───── THE DATA ─────
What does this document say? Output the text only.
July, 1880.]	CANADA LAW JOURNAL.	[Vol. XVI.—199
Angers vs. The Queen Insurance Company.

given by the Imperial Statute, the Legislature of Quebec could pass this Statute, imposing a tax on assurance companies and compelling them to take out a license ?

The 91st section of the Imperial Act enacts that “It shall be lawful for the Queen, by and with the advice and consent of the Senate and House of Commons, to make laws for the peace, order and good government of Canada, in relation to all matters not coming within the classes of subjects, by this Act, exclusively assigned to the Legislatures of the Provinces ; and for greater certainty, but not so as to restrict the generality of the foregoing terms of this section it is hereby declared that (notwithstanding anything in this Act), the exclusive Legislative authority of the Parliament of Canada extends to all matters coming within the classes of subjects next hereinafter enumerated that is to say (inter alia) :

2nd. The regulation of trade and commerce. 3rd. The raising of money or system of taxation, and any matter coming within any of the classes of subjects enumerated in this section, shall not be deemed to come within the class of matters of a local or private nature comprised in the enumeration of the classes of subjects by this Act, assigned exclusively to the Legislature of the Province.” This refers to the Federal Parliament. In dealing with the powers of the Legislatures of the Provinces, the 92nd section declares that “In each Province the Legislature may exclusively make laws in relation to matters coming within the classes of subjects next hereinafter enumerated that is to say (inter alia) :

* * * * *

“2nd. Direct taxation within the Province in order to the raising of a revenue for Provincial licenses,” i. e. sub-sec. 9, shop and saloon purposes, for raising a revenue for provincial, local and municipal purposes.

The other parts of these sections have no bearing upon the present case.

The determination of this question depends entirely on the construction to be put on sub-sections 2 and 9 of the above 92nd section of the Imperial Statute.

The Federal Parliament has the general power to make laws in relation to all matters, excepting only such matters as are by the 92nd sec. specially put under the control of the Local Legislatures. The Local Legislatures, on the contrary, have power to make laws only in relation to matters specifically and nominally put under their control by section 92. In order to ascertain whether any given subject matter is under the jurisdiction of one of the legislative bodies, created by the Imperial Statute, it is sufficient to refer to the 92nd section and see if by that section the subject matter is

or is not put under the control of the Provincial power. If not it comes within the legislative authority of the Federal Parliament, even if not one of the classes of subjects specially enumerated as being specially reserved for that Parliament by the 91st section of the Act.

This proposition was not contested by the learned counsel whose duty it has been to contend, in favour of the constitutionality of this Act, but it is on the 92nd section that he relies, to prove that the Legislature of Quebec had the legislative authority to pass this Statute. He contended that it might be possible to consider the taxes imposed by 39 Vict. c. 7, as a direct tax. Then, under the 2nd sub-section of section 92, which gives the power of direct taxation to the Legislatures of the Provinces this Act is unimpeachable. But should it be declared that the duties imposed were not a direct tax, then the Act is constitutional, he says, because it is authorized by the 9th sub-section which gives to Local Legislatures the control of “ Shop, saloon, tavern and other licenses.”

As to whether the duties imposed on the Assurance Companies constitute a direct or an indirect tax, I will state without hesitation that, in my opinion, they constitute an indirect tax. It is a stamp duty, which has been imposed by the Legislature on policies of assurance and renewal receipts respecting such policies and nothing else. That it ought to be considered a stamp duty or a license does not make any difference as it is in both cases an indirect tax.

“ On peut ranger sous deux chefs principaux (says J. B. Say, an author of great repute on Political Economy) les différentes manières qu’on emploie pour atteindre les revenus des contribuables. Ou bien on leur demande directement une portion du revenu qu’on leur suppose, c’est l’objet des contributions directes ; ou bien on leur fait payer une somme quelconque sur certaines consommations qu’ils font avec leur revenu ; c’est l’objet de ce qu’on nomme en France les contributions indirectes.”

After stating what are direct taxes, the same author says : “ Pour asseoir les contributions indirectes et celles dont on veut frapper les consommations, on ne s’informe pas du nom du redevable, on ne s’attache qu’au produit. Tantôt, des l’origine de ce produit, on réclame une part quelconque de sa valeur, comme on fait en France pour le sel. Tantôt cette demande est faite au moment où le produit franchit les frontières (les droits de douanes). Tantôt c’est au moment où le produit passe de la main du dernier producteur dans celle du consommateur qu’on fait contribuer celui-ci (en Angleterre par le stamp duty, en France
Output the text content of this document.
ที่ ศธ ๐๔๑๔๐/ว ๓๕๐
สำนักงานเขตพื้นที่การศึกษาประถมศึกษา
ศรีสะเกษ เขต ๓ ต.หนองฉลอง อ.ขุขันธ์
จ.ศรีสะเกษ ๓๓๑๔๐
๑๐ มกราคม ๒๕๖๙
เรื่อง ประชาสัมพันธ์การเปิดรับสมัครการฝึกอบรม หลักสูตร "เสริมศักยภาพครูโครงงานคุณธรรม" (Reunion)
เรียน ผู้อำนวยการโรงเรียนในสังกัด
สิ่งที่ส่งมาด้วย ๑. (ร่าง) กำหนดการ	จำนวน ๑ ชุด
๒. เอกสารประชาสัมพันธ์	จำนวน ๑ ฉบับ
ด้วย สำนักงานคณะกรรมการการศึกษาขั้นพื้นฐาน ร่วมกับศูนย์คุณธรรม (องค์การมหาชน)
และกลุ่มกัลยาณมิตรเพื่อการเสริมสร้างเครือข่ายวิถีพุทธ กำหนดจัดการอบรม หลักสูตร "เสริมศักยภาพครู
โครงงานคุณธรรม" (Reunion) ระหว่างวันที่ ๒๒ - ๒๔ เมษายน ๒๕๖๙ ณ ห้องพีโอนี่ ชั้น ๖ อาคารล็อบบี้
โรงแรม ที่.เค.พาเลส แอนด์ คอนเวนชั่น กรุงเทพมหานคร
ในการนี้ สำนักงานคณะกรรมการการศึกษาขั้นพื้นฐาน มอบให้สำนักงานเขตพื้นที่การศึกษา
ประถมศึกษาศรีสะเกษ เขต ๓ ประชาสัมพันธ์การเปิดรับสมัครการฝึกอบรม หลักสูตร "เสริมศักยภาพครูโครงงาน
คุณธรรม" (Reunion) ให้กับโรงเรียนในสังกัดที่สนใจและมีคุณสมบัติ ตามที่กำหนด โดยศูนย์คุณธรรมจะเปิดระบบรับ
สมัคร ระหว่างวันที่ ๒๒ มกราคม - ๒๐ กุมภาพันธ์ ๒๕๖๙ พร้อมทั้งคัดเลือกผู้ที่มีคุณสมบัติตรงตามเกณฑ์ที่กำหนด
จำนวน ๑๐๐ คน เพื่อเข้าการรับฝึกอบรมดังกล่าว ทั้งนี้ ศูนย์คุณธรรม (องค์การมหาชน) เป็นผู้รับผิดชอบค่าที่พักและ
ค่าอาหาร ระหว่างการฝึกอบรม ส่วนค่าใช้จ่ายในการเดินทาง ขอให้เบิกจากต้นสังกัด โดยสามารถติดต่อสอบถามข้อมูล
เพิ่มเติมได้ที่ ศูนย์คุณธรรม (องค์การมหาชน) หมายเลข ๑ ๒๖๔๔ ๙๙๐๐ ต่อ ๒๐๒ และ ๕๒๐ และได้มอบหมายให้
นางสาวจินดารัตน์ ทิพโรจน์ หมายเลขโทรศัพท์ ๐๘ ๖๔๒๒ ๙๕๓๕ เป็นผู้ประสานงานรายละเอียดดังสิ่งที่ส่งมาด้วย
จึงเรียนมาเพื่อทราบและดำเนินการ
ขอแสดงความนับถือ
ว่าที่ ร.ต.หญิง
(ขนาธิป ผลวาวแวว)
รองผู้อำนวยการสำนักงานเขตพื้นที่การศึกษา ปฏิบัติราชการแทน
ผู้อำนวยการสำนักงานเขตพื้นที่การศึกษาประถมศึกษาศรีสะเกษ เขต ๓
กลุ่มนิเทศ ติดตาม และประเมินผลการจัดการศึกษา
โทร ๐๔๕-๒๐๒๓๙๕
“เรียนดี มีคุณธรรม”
─────
WORK TO DO:
From the data above, extract every line in its exact form.

FINAL RESULT:
What does this document say? Output the text only.
July, 1880.]	CANADA LAW JOURNAL.	[Vol. XVI.—199
Angers vs. The Queen Insurance Company.

given by the Imperial Statute, the Legislature of Quebec could pass this Statute, imposing a tax on assurance companies and compelling them to take out a license ?

The 91st section of the Imperial Act enacts that “It shall be lawful for the Queen, by and with the advice and consent of the Senate and House of Commons, to make laws for the peace, order and good government of Canada, in relation to all matters not coming within the classes of subjects, by this Act, exclusively assigned to the Legislatures of the Provinces ; and for greater certainty, but not so as to restrict the generality of the foregoing terms of this section it is hereby declared that (notwithstanding anything in this Act), the exclusive Legislative authority of the Parliament of Canada extends to all matters coming within the classes of subjects next hereinafter enumerated that is to say (inter alia) :

2nd. The regulation of trade and commerce. 3rd. The raising of money or system of taxation, and any matter coming within any of the classes of subjects enumerated in this section, shall not be deemed to come within the class of matters of a local or private nature comprised in the enumeration of the classes of subjects by this Act, assigned exclusively to the Legislature of the Province.” This refers to the Federal Parliament. In dealing with the powers of the Legislatures of the Provinces, the 92nd section declares that “In each Province the Legislature may exclusively make laws in relation to matters coming within the classes of subjects next hereinafter enumerated that is to say (inter alia) :

* * * * *

“2nd. Direct taxation within the Province in order to the raising of a revenue for Provincial licenses,” i. e. sub-sec. 9, shop and saloon purposes, for raising a revenue for provincial, local and municipal purposes.

The other parts of these sections have no bearing upon the present case.

The determination of this question depends entirely on the construction to be put on sub-sections 2 and 9 of the above 92nd section of the Imperial Statute.

The Federal Parliament has the general power to make laws in relation to all matters, excepting only such matters as are by the 92nd sec. specially put under the control of the Local Legislatures. The Local Legislatures, on the contrary, have power to make laws only in relation to matters specifically and nominally put under their control by section 92. In order to ascertain whether any given subject matter is under the jurisdiction of one of the legislative bodies, created by the Imperial Statute, it is sufficient to refer to the 92nd section and see if by that section the subject matter is

or is not put under the control of the Provincial power. If not it comes within the legislative authority of the Federal Parliament, even if not one of the classes of subjects specially enumerated as being specially reserved for that Parliament by the 91st section of the Act.

This proposition was not contested by the learned counsel whose duty it has been to contend, in favour of the constitutionality of this Act, but it is on the 92nd section that he relies, to prove that the Legislature of Quebec had the legislative authority to pass this Statute. He contended that it might be possible to consider the taxes imposed by 39 Vict. c. 7, as a direct tax. Then, under the 2nd sub-section of section 92, which gives the power of direct taxation to the Legislatures of the Provinces this Act is unimpeachable. But should it be declared that the duties imposed were not a direct tax, then the Act is constitutional, he says, because it is authorized by the 9th sub-section which gives to Local Legislatures the control of “ Shop, saloon, tavern and other licenses.”

As to whether the duties imposed on the Assurance Companies constitute a direct or an indirect tax, I will state without hesitation that, in my opinion, they constitute an indirect tax. It is a stamp duty, which has been imposed by the Legislature on policies of assurance and renewal receipts respecting such policies and nothing else. That it ought to be considered a stamp duty or a license does not make any difference as it is in both cases an indirect tax.

“ On peut ranger sous deux chefs principaux (says J. B. Say, an author of great repute on Political Economy) les différentes manières qu’on emploie pour atteindre les revenus des contribuables. Ou bien on leur demande directement une portion du revenu qu’on leur suppose, c’est l’objet des contributions directes ; ou bien on leur fait payer une somme quelconque sur certaines consommations qu’ils font avec leur revenu ; c’est l’objet de ce qu’on nomme en France les contributions indirectes.”

After stating what are direct taxes, the same author says : “ Pour asseoir les contributions indirectes et celles dont on veut frapper les consommations, on ne s’informe pas du nom du redevable, on ne s’attache qu’au produit. Tantôt, des l’origine de ce produit, on réclame une part quelconque de sa valeur, comme on fait en France pour le sel. Tantôt cette demande est faite au moment où le produit franchit les frontières (les droits de douanes). Tantôt c’est au moment où le produit passe de la main du dernier producteur dans celle du consommateur qu’on fait contribuer celui-ci (en Angleterre par le stamp duty, en France
Output the text content of this document.
ที่ ศธ ๐๔๑๔๐/ว ๓๕๐
สำนักงานเขตพื้นที่การศึกษาประถมศึกษา
ศรีสะเกษ เขต ๓ ต.หนองฉลอง อ.ขุขันธ์
จ.ศรีสะเกษ ๓๓๑๔๐
๑๐ มกราคม ๒๕๖๙
เรื่อง ประชาสัมพันธ์การเปิดรับสมัครการฝึกอบรม หลักสูตร "เสริมศักยภาพครูโครงงานคุณธรรม" (Reunion)
เรียน ผู้อำนวยการโรงเรียนในสังกัด
สิ่งที่ส่งมาด้วย ๑. (ร่าง) กำหนดการ	จำนวน ๑ ชุด
๒. เอกสารประชาสัมพันธ์	จำนวน ๑ ฉบับ
ด้วย สำนักงานคณะกรรมการการศึกษาขั้นพื้นฐาน ร่วมกับศูนย์คุณธรรม (องค์การมหาชน)
และกลุ่มกัลยาณมิตรเพื่อการเสริมสร้างเครือข่ายวิถีพุทธ กำหนดจัดการอบรม หลักสูตร "เสริมศักยภาพครู
โครงงานคุณธรรม" (Reunion) ระหว่างวันที่ ๒๒ - ๒๔ เมษายน ๒๕๖๙ ณ ห้องพีโอนี่ ชั้น ๖ อาคารล็อบบี้
โรงแรม ที่.เค.พาเลส แอนด์ คอนเวนชั่น กรุงเทพมหานคร
ในการนี้ สำนักงานคณะกรรมการการศึกษาขั้นพื้นฐาน มอบให้สำนักงานเขตพื้นที่การศึกษา
ประถมศึกษาศรีสะเกษ เขต ๓ ประชาสัมพันธ์การเปิดรับสมัครการฝึกอบรม หลักสูตร "เสริมศักยภาพครูโครงงาน
คุณธรรม" (Reunion) ให้กับโรงเรียนในสังกัดที่สนใจและมีคุณสมบัติ ตามที่กำหนด โดยศูนย์คุณธรรมจะเปิดระบบรับ
สมัคร ระหว่างวันที่ ๒๒ มกราคม - ๒๐ กุมภาพันธ์ ๒๕๖๙ พร้อมทั้งคัดเลือกผู้ที่มีคุณสมบัติตรงตามเกณฑ์ที่กำหนด
จำนวน ๑๐๐ คน เพื่อเข้าการรับฝึกอบรมดังกล่าว ทั้งนี้ ศูนย์คุณธรรม (องค์การมหาชน) เป็นผู้รับผิดชอบค่าที่พักและ
ค่าอาหาร ระหว่างการฝึกอบรม ส่วนค่าใช้จ่ายในการเดินทาง ขอให้เบิกจากต้นสังกัด โดยสามารถติดต่อสอบถามข้อมูล
เพิ่มเติมได้ที่ ศูนย์คุณธรรม (องค์การมหาชน) หมายเลข ๑ ๒๖๔๔ ๙๙๐๐ ต่อ ๒๐๒ และ ๕๒๐ และได้มอบหมายให้
นางสาวจินดารัตน์ ทิพโรจน์ หมายเลขโทรศัพท์ ๐๘ ๖๔๒๒ ๙๕๓๕ เป็นผู้ประสานงานรายละเอียดดังสิ่งที่ส่งมาด้วย
จึงเรียนมาเพื่อทราบและดำเนินการ
ขอแสดงความนับถือ
ว่าที่ ร.ต.หญิง
(ขนาธิป ผลวาวแวว)
รองผู้อำนวยการสำนักงานเขตพื้นที่การศึกษา ปฏิบัติราชการแทน
ผู้อำนวยการสำนักงานเขตพื้นที่การศึกษาประถมศึกษาศรีสะเกษ เขต ๓
กลุ่มนิเทศ ติดตาม และประเมินผลการจัดการศึกษา
โทร ๐๔๕-๒๐๒๓๙๕
“เรียนดี มีคุณธรรม”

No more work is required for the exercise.